Copy down all of the data underneath, exactly as shown.

# Start of EXTRACTED DATA

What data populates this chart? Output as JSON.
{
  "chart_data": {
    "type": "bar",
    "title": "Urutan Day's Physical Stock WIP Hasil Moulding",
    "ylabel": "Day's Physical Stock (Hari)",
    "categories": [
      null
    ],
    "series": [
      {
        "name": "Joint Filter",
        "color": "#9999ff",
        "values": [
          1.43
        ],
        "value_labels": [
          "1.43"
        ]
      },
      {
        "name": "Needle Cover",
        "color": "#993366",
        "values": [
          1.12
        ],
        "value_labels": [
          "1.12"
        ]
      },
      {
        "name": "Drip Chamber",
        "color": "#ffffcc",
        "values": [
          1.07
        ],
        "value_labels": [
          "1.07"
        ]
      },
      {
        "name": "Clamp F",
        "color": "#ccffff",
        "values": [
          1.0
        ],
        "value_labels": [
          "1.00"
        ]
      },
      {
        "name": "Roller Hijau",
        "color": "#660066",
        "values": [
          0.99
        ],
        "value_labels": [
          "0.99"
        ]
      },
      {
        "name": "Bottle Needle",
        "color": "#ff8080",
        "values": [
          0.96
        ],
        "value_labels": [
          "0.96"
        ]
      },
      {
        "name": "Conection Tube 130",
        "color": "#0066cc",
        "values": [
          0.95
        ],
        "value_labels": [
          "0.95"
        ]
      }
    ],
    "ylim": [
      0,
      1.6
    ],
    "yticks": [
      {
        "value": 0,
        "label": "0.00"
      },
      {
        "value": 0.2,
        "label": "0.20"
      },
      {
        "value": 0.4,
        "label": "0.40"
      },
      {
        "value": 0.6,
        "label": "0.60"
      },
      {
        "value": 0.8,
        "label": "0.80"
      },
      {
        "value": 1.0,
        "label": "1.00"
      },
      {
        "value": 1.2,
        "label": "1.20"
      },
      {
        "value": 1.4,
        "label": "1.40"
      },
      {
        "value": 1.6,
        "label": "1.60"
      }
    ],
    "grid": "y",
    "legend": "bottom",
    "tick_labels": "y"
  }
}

# End of EXTRACTED DATA

* _RIGHT ANSWER_
What data populates this chart? Output as JSON.
{
  "chart_data": {
    "type": "bar",
    "title": "Urutan Day's Physical Stock WIP Hasil Moulding",
    "ylabel": "Day's Physical Stock (Hari)",
    "categories": [
      null
    ],
    "series": [
      {
        "name": "Joint Filter",
        "color": "#9999ff",
        "values": [
          1.43
        ],
        "value_labels": [
          "1.43"
        ]
      },
      {
        "name": "Needle Cover",
        "color": "#993366",
        "values": [
          1.12
        ],
        "value_labels": [
          "1.12"
        ]
      },
      {
        "name": "Drip Chamber",
        "color": "#ffffcc",
        "values": [
          1.07
        ],
        "value_labels": [
          "1.07"
        ]
      },
      {
        "name": "Clamp F",
        "color": "#ccffff",
        "values": [
          1.0
        ],
        "value_labels": [
          "1.00"
        ]
      },
      {
        "name": "Roller Hijau",
        "color": "#660066",
        "values": [
          0.99
        ],
        "value_labels": [
          "0.99"
        ]
      },
      {
        "name": "Bottle Needle",
        "color": "#ff8080",
        "values": [
          0.96
        ],
        "value_labels": [
          "0.96"
        ]
      },
      {
        "name": "Conection Tube 130",
        "color": "#0066cc",
        "values": [
          0.95
        ],
        "value_labels": [
          "0.95"
        ]
      }
    ],
    "ylim": [
      0,
      1.6
    ],
    "yticks": [
      {
        "value": 0,
        "label": "0.00"
      },
      {
        "value": 0.2,
        "label": "0.20"
      },
      {
        "value": 0.4,
        "label": "0.40"
      },
      {
        "value": 0.6,
        "label": "0.60"
      },
      {
        "value": 0.8,
        "label": "0.80"
      },
      {
        "value": 1.0,
        "label": "1.00"
      },
      {
        "value": 1.2,
        "label": "1.20"
      },
      {
        "value": 1.4,
        "label": "1.40"
      },
      {
        "value": 1.6,
        "label": "1.60"
      }
    ],
    "grid": "y",
    "legend": "bottom",
    "tick_labels": "y"
  }
}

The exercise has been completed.